Saved data entries

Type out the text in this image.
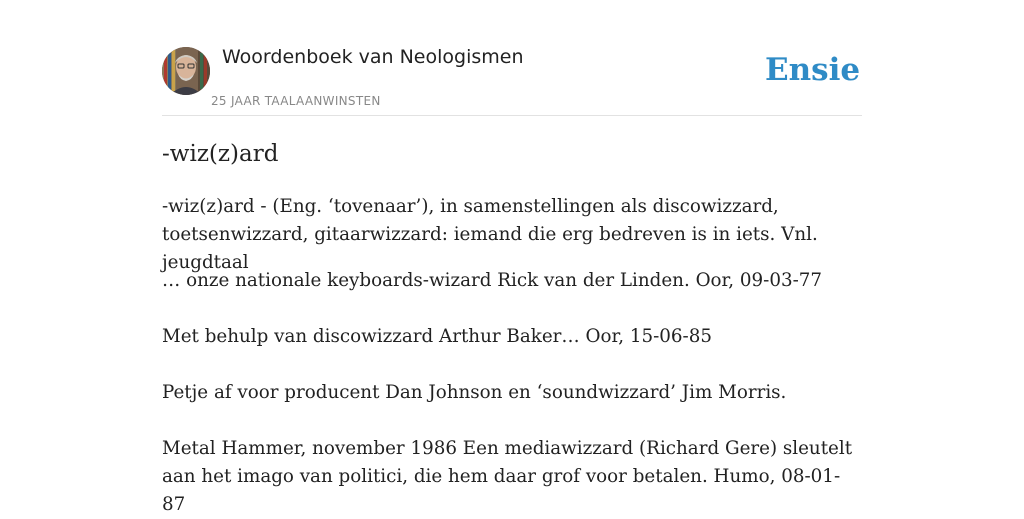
Woordenboek van Neologismen
25 JAAR TAALAANWINSTEN
Ensie
-wiz(z)ard

-wiz(z)ard - (Eng. ‘tovenaar’), in samenstellingen als discowizzard, toetsenwizzard, gitaarwizzard: iemand die erg bedreven is in iets. Vnl. jeugdtaal

… onze nationale keyboards-wizard Rick van der Linden. Oor, 09-03-77

Met behulp van discowizzard Arthur Baker… Oor, 15-06-85

Petje af voor producent Dan Johnson en ‘soundwizzard’ Jim Morris.

Metal Hammer, november 1986 Een mediawizzard (Richard Gere) sleutelt aan het imago van politici, die hem daar grof voor betalen. Humo, 08-01-87
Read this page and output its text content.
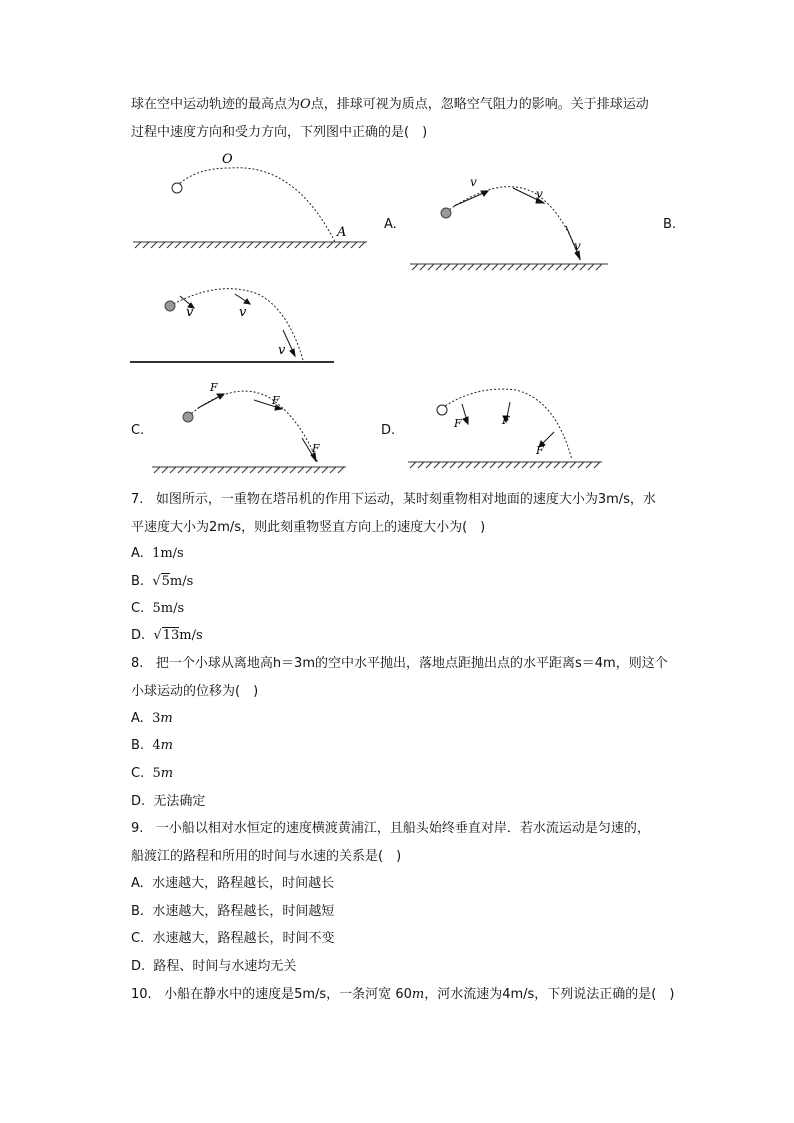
球在空中运动轨迹的最高点为O点，排球可视为质点，忽略空气阻力的影响。关于排球运动
过程中速度方向和受力方向，下列图中正确的是(　)
O
A
A.
v
v
v
B.
v	v
v
C.
F
F
F
D.	F	F
F
7. 如图所示，一重物在塔吊机的作用下运动，某时刻重物相对地面的速度大小为3m/s，水
平速度大小为2m/s，则此刻重物竖直方向上的速度大小为(　)
A. 1m/s
B. √5m/s
C. 5m/s
D. √13m/s
8. 把一个小球从离地高h＝3m的空中水平抛出，落地点距抛出点的水平距离s＝4m，则这个
小球运动的位移为(　)
A. 3m
B. 4m
C. 5m
D. 无法确定
9. 一小船以相对水恒定的速度横渡黄浦江，且船头始终垂直对岸．若水流运动是匀速的，
船渡江的路程和所用的时间与水速的关系是(　)
A. 水速越大，路程越长，时间越长
B. 水速越大，路程越长，时间越短
C. 水速越大，路程越长，时间不变
D. 路程、时间与水速均无关
10. 小船在静水中的速度是5m/s，一条河宽 60m，河水流速为4m/s，下列说法正确的是(　)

▸ What the task requires
Copy out each line exactly, without the pictures.

▸ Answer
Type out the text in this image.
Woordenboek van Neologismen
25 JAAR TAALAANWINSTEN
Ensie
-wiz(z)ard

-wiz(z)ard - (Eng. ‘tovenaar’), in samenstellingen als discowizzard, toetsenwizzard, gitaarwizzard: iemand die erg bedreven is in iets. Vnl. jeugdtaal

… onze nationale keyboards-wizard Rick van der Linden. Oor, 09-03-77

Met behulp van discowizzard Arthur Baker… Oor, 15-06-85

Petje af voor producent Dan Johnson en ‘soundwizzard’ Jim Morris.

Metal Hammer, november 1986 Een mediawizzard (Richard Gere) sleutelt aan het imago van politici, die hem daar grof voor betalen. Humo, 08-01-87
Read this page and output its text content.
球在空中运动轨迹的最高点为O点，排球可视为质点，忽略空气阻力的影响。关于排球运动
过程中速度方向和受力方向，下列图中正确的是(　)
O
A
A.
v
v
v
B.
v	v
v
C.
F
F
F
D.	F	F
F
7. 如图所示，一重物在塔吊机的作用下运动，某时刻重物相对地面的速度大小为3m/s，水
平速度大小为2m/s，则此刻重物竖直方向上的速度大小为(　)
A. 1m/s
B. √5m/s
C. 5m/s
D. √13m/s
8. 把一个小球从离地高h＝3m的空中水平抛出，落地点距抛出点的水平距离s＝4m，则这个
小球运动的位移为(　)
A. 3m
B. 4m
C. 5m
D. 无法确定
9. 一小船以相对水恒定的速度横渡黄浦江，且船头始终垂直对岸．若水流运动是匀速的，
船渡江的路程和所用的时间与水速的关系是(　)
A. 水速越大，路程越长，时间越长
B. 水速越大，路程越长，时间越短
C. 水速越大，路程越长，时间不变
D. 路程、时间与水速均无关
10. 小船在静水中的速度是5m/s，一条河宽 60m，河水流速为4m/s，下列说法正确的是(　)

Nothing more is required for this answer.